Page image transcription data
-------
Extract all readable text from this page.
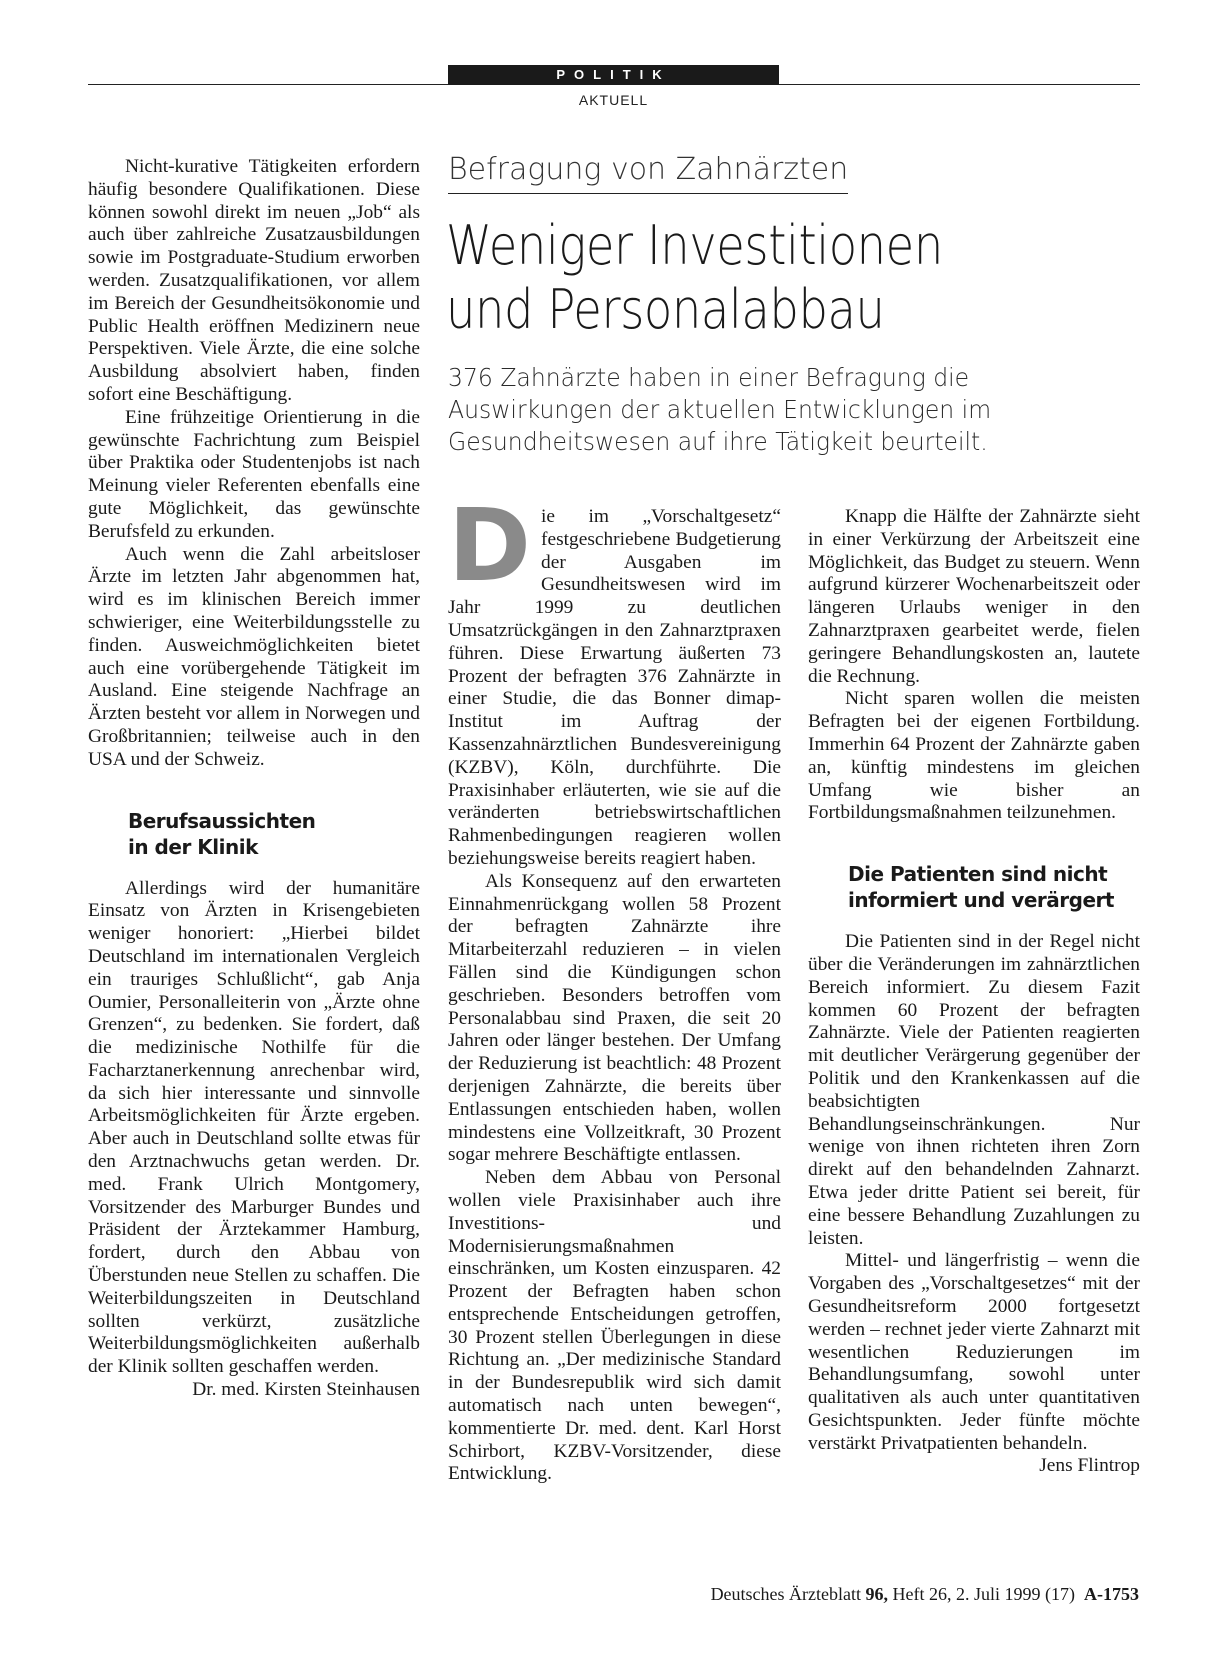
POLITIK
AKTUELL

Nicht-kurative Tätigkeiten erfordern häufig besondere Qualifikationen. Diese können sowohl direkt im neuen „Job“ als auch über zahlreiche Zusatzausbildungen sowie im Postgraduate-Studium erworben werden. Zusatzqualifikationen, vor allem im Bereich der Gesundheitsökonomie und Public Health eröffnen Medizinern neue Perspektiven. Viele Ärzte, die eine solche Ausbildung absolviert haben, finden sofort eine Beschäftigung.

Eine frühzeitige Orientierung in die gewünschte Fachrichtung zum Beispiel über Praktika oder Studentenjobs ist nach Meinung vieler Referenten ebenfalls eine gute Möglichkeit, das gewünschte Berufsfeld zu erkunden.

Auch wenn die Zahl arbeitsloser Ärzte im letzten Jahr abgenommen hat, wird es im klinischen Bereich immer schwieriger, eine Weiterbildungsstelle zu finden. Ausweichmöglichkeiten bietet auch eine vorübergehende Tätigkeit im Ausland. Eine steigende Nachfrage an Ärzten besteht vor allem in Norwegen und Großbritannien; teilweise auch in den USA und der Schweiz.

Berufsaussichten
in der Klinik

Allerdings wird der humanitäre Einsatz von Ärzten in Krisengebieten weniger honoriert: „Hierbei bildet Deutschland im internationalen Vergleich ein trauriges Schlußlicht“, gab Anja Oumier, Personalleiterin von „Ärzte ohne Grenzen“, zu bedenken. Sie fordert, daß die medizinische Nothilfe für die Facharztanerkennung anrechenbar wird, da sich hier interessante und sinnvolle Arbeitsmöglichkeiten für Ärzte ergeben. Aber auch in Deutschland sollte etwas für den Arztnachwuchs getan werden. Dr. med. Frank Ulrich Montgomery, Vorsitzender des Marburger Bundes und Präsident der Ärztekammer Hamburg, fordert, durch den Abbau von Überstunden neue Stellen zu schaffen. Die Weiterbildungszeiten in Deutschland sollten verkürzt, zusätzliche Weiterbildungsmöglichkeiten außerhalb der Klinik sollten geschaffen werden.

Dr. med. Kirsten Steinhausen

Befragung von Zahnärzten
Weniger Investitionen
und Personalabbau
376 Zahnärzte haben in einer Befragung die Auswirkungen der aktuellen Entwicklungen im Gesundheitswesen auf ihre Tätigkeit beurteilt.

Die im „Vorschaltgesetz“ festgeschriebene Budgetierung der Ausgaben im Gesundheitswesen wird im Jahr 1999 zu deutlichen Umsatzrückgängen in den Zahnarztpraxen führen. Diese Erwartung äußerten 73 Prozent der befragten 376 Zahnärzte in einer Studie, die das Bonner dimap-Institut im Auftrag der Kassenzahnärztlichen Bundesvereinigung (KZBV), Köln, durchführte. Die Praxisinhaber erläuterten, wie sie auf die veränderten betriebswirtschaftlichen Rahmenbedingungen reagieren wollen beziehungsweise bereits reagiert haben.

Als Konsequenz auf den erwarteten Einnahmenrückgang wollen 58 Prozent der befragten Zahnärzte ihre Mitarbeiterzahl reduzieren – in vielen Fällen sind die Kündigungen schon geschrieben. Besonders betroffen vom Personalabbau sind Praxen, die seit 20 Jahren oder länger bestehen. Der Umfang der Reduzierung ist beachtlich: 48 Prozent derjenigen Zahnärzte, die bereits über Entlassungen entschieden haben, wollen mindestens eine Vollzeitkraft, 30 Prozent sogar mehrere Beschäftigte entlassen.

Neben dem Abbau von Personal wollen viele Praxisinhaber auch ihre Investitions- und Modernisierungsmaßnahmen einschränken, um Kosten einzusparen. 42 Prozent der Befragten haben schon entsprechende Entscheidungen getroffen, 30 Prozent stellen Überlegungen in diese Richtung an. „Der medizinische Standard in der Bundesrepublik wird sich damit automatisch nach unten bewegen“, kommentierte Dr. med. dent. Karl Horst Schirbort, KZBV-Vorsitzender, diese Entwicklung.

Knapp die Hälfte der Zahnärzte sieht in einer Verkürzung der Arbeitszeit eine Möglichkeit, das Budget zu steuern. Wenn aufgrund kürzerer Wochenarbeitszeit oder längeren Urlaubs weniger in den Zahnarztpraxen gearbeitet werde, fielen geringere Behandlungskosten an, lautete die Rechnung.

Nicht sparen wollen die meisten Befragten bei der eigenen Fortbildung. Immerhin 64 Prozent der Zahnärzte gaben an, künftig mindestens im gleichen Umfang wie bisher an Fortbildungsmaßnahmen teilzunehmen.

Die Patienten sind nicht
informiert und verärgert

Die Patienten sind in der Regel nicht über die Veränderungen im zahnärztlichen Bereich informiert. Zu diesem Fazit kommen 60 Prozent der befragten Zahnärzte. Viele der Patienten reagierten mit deutlicher Verärgerung gegenüber der Politik und den Krankenkassen auf die beabsichtigten Behandlungseinschränkungen. Nur wenige von ihnen richteten ihren Zorn direkt auf den behandelnden Zahnarzt. Etwa jeder dritte Patient sei bereit, für eine bessere Behandlung Zuzahlungen zu leisten.

Mittel- und längerfristig – wenn die Vorgaben des „Vorschaltgesetzes“ mit der Gesundheitsreform 2000 fortgesetzt werden – rechnet jeder vierte Zahnarzt mit wesentlichen Reduzierungen im Behandlungsumfang, sowohl unter qualitativen als auch unter quantitativen Gesichtspunkten. Jeder fünfte möchte verstärkt Privatpatienten behandeln.
Jens Flintrop

Deutsches Ärzteblatt 96, Heft 26, 2. Juli 1999 (17) A-1753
-------
Exercise description: Without including any picture, print every record exactly as written above.

Task solution:
Extract all readable text from this page.
POLITIK
AKTUELL

Nicht-kurative Tätigkeiten erfordern häufig besondere Qualifikationen. Diese können sowohl direkt im neuen „Job“ als auch über zahlreiche Zusatzausbildungen sowie im Postgraduate-Studium erworben werden. Zusatzqualifikationen, vor allem im Bereich der Gesundheitsökonomie und Public Health eröffnen Medizinern neue Perspektiven. Viele Ärzte, die eine solche Ausbildung absolviert haben, finden sofort eine Beschäftigung.

Eine frühzeitige Orientierung in die gewünschte Fachrichtung zum Beispiel über Praktika oder Studentenjobs ist nach Meinung vieler Referenten ebenfalls eine gute Möglichkeit, das gewünschte Berufsfeld zu erkunden.

Auch wenn die Zahl arbeitsloser Ärzte im letzten Jahr abgenommen hat, wird es im klinischen Bereich immer schwieriger, eine Weiterbildungsstelle zu finden. Ausweichmöglichkeiten bietet auch eine vorübergehende Tätigkeit im Ausland. Eine steigende Nachfrage an Ärzten besteht vor allem in Norwegen und Großbritannien; teilweise auch in den USA und der Schweiz.

Berufsaussichten
in der Klinik

Allerdings wird der humanitäre Einsatz von Ärzten in Krisengebieten weniger honoriert: „Hierbei bildet Deutschland im internationalen Vergleich ein trauriges Schlußlicht“, gab Anja Oumier, Personalleiterin von „Ärzte ohne Grenzen“, zu bedenken. Sie fordert, daß die medizinische Nothilfe für die Facharztanerkennung anrechenbar wird, da sich hier interessante und sinnvolle Arbeitsmöglichkeiten für Ärzte ergeben. Aber auch in Deutschland sollte etwas für den Arztnachwuchs getan werden. Dr. med. Frank Ulrich Montgomery, Vorsitzender des Marburger Bundes und Präsident der Ärztekammer Hamburg, fordert, durch den Abbau von Überstunden neue Stellen zu schaffen. Die Weiterbildungszeiten in Deutschland sollten verkürzt, zusätzliche Weiterbildungsmöglichkeiten außerhalb der Klinik sollten geschaffen werden.

Dr. med. Kirsten Steinhausen

Befragung von Zahnärzten
Weniger Investitionen
und Personalabbau
376 Zahnärzte haben in einer Befragung die Auswirkungen der aktuellen Entwicklungen im Gesundheitswesen auf ihre Tätigkeit beurteilt.

Die im „Vorschaltgesetz“ festgeschriebene Budgetierung der Ausgaben im Gesundheitswesen wird im Jahr 1999 zu deutlichen Umsatzrückgängen in den Zahnarztpraxen führen. Diese Erwartung äußerten 73 Prozent der befragten 376 Zahnärzte in einer Studie, die das Bonner dimap-Institut im Auftrag der Kassenzahnärztlichen Bundesvereinigung (KZBV), Köln, durchführte. Die Praxisinhaber erläuterten, wie sie auf die veränderten betriebswirtschaftlichen Rahmenbedingungen reagieren wollen beziehungsweise bereits reagiert haben.

Als Konsequenz auf den erwarteten Einnahmenrückgang wollen 58 Prozent der befragten Zahnärzte ihre Mitarbeiterzahl reduzieren – in vielen Fällen sind die Kündigungen schon geschrieben. Besonders betroffen vom Personalabbau sind Praxen, die seit 20 Jahren oder länger bestehen. Der Umfang der Reduzierung ist beachtlich: 48 Prozent derjenigen Zahnärzte, die bereits über Entlassungen entschieden haben, wollen mindestens eine Vollzeitkraft, 30 Prozent sogar mehrere Beschäftigte entlassen.

Neben dem Abbau von Personal wollen viele Praxisinhaber auch ihre Investitions- und Modernisierungsmaßnahmen einschränken, um Kosten einzusparen. 42 Prozent der Befragten haben schon entsprechende Entscheidungen getroffen, 30 Prozent stellen Überlegungen in diese Richtung an. „Der medizinische Standard in der Bundesrepublik wird sich damit automatisch nach unten bewegen“, kommentierte Dr. med. dent. Karl Horst Schirbort, KZBV-Vorsitzender, diese Entwicklung.

Knapp die Hälfte der Zahnärzte sieht in einer Verkürzung der Arbeitszeit eine Möglichkeit, das Budget zu steuern. Wenn aufgrund kürzerer Wochenarbeitszeit oder längeren Urlaubs weniger in den Zahnarztpraxen gearbeitet werde, fielen geringere Behandlungskosten an, lautete die Rechnung.

Nicht sparen wollen die meisten Befragten bei der eigenen Fortbildung. Immerhin 64 Prozent der Zahnärzte gaben an, künftig mindestens im gleichen Umfang wie bisher an Fortbildungsmaßnahmen teilzunehmen.

Die Patienten sind nicht
informiert und verärgert

Die Patienten sind in der Regel nicht über die Veränderungen im zahnärztlichen Bereich informiert. Zu diesem Fazit kommen 60 Prozent der befragten Zahnärzte. Viele der Patienten reagierten mit deutlicher Verärgerung gegenüber der Politik und den Krankenkassen auf die beabsichtigten Behandlungseinschränkungen. Nur wenige von ihnen richteten ihren Zorn direkt auf den behandelnden Zahnarzt. Etwa jeder dritte Patient sei bereit, für eine bessere Behandlung Zuzahlungen zu leisten.

Mittel- und längerfristig – wenn die Vorgaben des „Vorschaltgesetzes“ mit der Gesundheitsreform 2000 fortgesetzt werden – rechnet jeder vierte Zahnarzt mit wesentlichen Reduzierungen im Behandlungsumfang, sowohl unter qualitativen als auch unter quantitativen Gesichtspunkten. Jeder fünfte möchte verstärkt Privatpatienten behandeln.
Jens Flintrop

Deutsches Ärzteblatt 96, Heft 26, 2. Juli 1999 (17) A-1753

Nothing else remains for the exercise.